Stated goal: Could you reproduce, character for character, the lines of the records below, starting at the line that contains "new-badge: New — [494, 32, 542, 57]" and ending at the line that contains "chevron-down-icon[interactable] — [741, 561, 765, 585]", with both of those lines included?

Records shown:
════════════════

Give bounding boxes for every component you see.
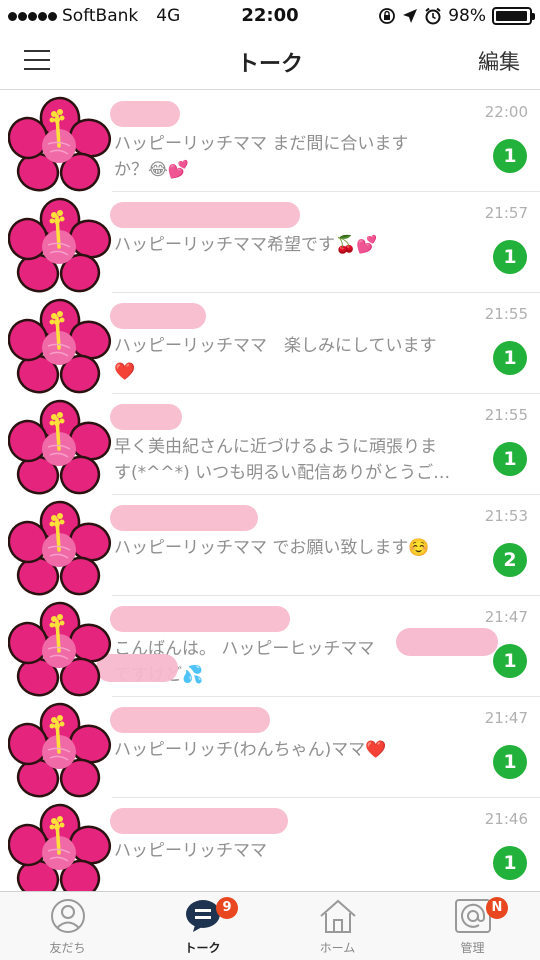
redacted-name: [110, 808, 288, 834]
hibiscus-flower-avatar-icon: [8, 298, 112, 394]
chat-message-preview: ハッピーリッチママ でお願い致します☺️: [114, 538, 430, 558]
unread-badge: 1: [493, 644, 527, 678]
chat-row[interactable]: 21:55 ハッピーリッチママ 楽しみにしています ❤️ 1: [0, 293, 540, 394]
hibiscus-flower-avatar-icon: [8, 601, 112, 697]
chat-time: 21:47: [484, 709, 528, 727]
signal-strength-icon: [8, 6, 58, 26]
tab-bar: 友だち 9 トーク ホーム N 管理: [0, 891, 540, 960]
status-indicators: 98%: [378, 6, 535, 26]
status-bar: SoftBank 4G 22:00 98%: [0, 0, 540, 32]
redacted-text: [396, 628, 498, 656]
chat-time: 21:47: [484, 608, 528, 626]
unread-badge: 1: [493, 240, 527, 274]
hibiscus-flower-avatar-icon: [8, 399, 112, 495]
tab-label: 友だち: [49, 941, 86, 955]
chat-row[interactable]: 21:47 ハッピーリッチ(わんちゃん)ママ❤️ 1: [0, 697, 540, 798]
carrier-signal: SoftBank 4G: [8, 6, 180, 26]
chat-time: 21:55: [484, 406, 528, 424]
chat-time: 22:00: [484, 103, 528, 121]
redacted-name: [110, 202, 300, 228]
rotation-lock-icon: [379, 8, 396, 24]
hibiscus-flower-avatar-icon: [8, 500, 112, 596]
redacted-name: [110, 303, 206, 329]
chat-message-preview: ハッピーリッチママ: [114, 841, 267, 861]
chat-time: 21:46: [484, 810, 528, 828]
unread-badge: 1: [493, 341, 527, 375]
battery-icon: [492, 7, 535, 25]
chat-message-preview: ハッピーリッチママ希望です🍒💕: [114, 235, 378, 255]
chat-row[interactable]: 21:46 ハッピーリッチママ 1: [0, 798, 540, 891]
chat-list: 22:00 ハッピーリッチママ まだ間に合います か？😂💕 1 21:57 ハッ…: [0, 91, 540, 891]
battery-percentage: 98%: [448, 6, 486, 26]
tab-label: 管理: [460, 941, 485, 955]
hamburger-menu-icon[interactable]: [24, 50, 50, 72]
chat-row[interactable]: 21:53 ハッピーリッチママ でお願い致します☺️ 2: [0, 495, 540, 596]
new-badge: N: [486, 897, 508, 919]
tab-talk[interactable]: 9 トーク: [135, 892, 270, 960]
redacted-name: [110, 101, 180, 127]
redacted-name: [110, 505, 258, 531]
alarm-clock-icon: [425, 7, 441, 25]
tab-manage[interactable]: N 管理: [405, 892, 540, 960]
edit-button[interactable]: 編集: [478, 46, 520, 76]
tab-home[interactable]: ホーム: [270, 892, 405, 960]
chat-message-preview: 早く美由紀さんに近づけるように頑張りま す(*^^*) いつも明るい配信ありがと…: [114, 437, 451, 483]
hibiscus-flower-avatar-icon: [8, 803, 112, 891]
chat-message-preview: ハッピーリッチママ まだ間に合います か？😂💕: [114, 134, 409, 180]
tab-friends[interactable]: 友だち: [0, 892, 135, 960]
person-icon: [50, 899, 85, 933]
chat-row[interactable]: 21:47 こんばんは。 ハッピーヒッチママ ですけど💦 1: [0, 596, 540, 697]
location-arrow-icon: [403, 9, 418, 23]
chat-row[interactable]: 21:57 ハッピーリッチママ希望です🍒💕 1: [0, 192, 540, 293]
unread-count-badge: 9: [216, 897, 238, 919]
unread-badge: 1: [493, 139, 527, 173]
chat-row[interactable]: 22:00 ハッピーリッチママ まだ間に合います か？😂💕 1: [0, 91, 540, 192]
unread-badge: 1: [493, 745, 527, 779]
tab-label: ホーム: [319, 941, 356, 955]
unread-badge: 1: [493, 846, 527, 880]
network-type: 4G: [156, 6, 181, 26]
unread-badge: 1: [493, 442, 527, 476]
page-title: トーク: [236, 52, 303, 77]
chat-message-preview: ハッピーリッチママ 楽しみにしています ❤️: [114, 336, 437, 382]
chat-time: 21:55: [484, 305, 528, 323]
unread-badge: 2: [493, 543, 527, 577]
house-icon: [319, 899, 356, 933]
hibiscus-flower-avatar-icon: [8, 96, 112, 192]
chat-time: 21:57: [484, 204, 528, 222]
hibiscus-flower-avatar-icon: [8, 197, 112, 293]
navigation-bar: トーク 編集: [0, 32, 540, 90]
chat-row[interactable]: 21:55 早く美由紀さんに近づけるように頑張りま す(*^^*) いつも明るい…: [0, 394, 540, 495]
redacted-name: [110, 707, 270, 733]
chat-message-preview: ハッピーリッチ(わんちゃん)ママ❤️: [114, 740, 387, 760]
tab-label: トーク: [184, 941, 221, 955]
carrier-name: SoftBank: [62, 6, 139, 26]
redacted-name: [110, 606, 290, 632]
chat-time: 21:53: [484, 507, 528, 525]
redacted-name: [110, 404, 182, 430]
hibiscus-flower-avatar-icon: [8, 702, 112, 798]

════════════════

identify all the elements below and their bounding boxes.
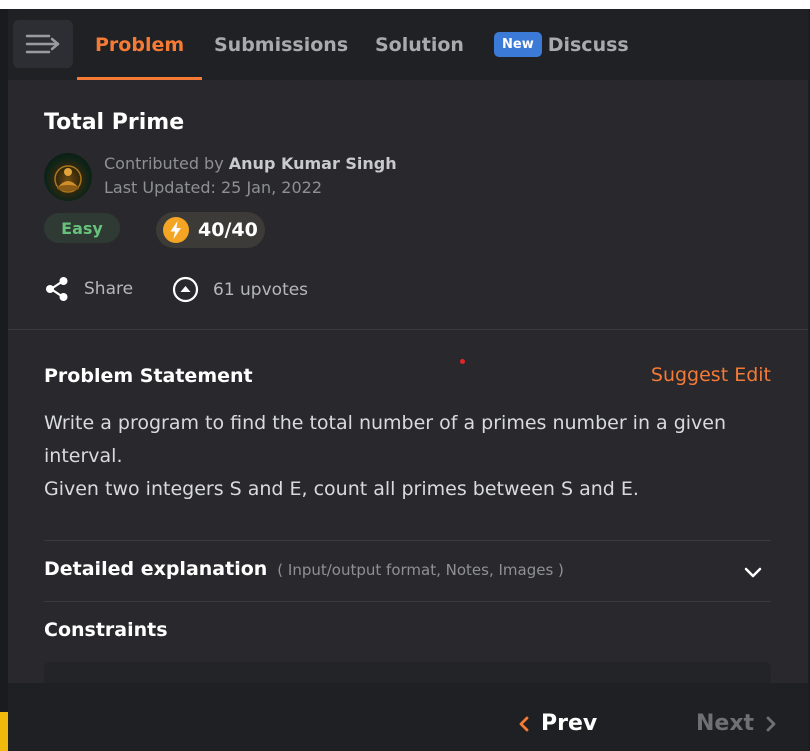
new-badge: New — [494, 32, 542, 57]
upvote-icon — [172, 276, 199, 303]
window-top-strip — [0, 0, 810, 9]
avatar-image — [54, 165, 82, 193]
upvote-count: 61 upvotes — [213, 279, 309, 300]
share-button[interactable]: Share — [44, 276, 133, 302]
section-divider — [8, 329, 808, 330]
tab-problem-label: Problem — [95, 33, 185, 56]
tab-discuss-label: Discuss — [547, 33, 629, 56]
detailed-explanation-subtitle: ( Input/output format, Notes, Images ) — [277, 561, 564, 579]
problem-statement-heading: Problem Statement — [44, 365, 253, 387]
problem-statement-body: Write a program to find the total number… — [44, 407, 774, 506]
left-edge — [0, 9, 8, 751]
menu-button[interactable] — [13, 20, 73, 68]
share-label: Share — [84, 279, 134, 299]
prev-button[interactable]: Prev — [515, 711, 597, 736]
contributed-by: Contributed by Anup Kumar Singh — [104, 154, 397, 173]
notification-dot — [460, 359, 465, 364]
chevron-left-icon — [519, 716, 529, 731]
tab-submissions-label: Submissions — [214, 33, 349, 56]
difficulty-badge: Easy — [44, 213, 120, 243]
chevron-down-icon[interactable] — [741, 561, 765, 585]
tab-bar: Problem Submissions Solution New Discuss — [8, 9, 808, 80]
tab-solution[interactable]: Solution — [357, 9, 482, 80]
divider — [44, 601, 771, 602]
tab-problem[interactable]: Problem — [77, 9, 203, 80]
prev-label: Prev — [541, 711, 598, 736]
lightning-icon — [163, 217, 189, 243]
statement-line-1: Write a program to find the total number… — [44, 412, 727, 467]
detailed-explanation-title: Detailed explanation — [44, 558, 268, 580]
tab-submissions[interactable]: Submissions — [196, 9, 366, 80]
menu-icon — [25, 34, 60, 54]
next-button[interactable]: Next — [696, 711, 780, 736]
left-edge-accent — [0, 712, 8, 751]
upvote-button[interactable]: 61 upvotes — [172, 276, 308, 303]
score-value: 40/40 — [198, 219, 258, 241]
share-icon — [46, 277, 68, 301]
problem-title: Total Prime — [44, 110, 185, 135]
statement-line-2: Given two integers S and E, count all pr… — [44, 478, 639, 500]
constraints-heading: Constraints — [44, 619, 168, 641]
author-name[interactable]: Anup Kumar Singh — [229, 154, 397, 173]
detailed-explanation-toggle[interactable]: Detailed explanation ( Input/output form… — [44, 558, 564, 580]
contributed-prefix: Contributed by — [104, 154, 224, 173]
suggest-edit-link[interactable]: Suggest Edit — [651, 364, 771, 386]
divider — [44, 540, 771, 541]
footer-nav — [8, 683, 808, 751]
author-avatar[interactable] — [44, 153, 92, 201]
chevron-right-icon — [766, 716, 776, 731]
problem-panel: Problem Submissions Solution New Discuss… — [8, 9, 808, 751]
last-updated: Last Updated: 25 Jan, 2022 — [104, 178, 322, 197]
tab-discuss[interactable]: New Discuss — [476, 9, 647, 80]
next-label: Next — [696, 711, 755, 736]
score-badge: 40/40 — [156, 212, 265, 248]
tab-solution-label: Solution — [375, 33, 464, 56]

════════════════

Answer for this exercise:
new-badge: New — [494, 32, 542, 57]
upvote-icon — [172, 276, 199, 303]
window-top-strip — [0, 0, 810, 9]
avatar-image — [54, 165, 82, 193]
upvote-count: 61 upvotes — [213, 279, 309, 300]
share-button[interactable]: Share — [44, 276, 133, 302]
section-divider — [8, 329, 808, 330]
tab-problem-label: Problem — [95, 33, 185, 56]
tab-discuss-label: Discuss — [547, 33, 629, 56]
detailed-explanation-subtitle: ( Input/output format, Notes, Images ) — [277, 561, 564, 579]
problem-statement-heading: Problem Statement — [44, 365, 253, 387]
problem-statement-body: Write a program to find the total number… — [44, 407, 774, 506]
left-edge — [0, 9, 8, 751]
menu-button[interactable] — [13, 20, 73, 68]
share-label: Share — [84, 279, 134, 299]
prev-button[interactable]: Prev — [515, 711, 597, 736]
contributed-by: Contributed by Anup Kumar Singh — [104, 154, 397, 173]
notification-dot — [460, 359, 465, 364]
chevron-left-icon — [519, 716, 529, 731]
tab-submissions-label: Submissions — [214, 33, 349, 56]
difficulty-badge: Easy — [44, 213, 120, 243]
chevron-down-icon[interactable] — [741, 561, 765, 585]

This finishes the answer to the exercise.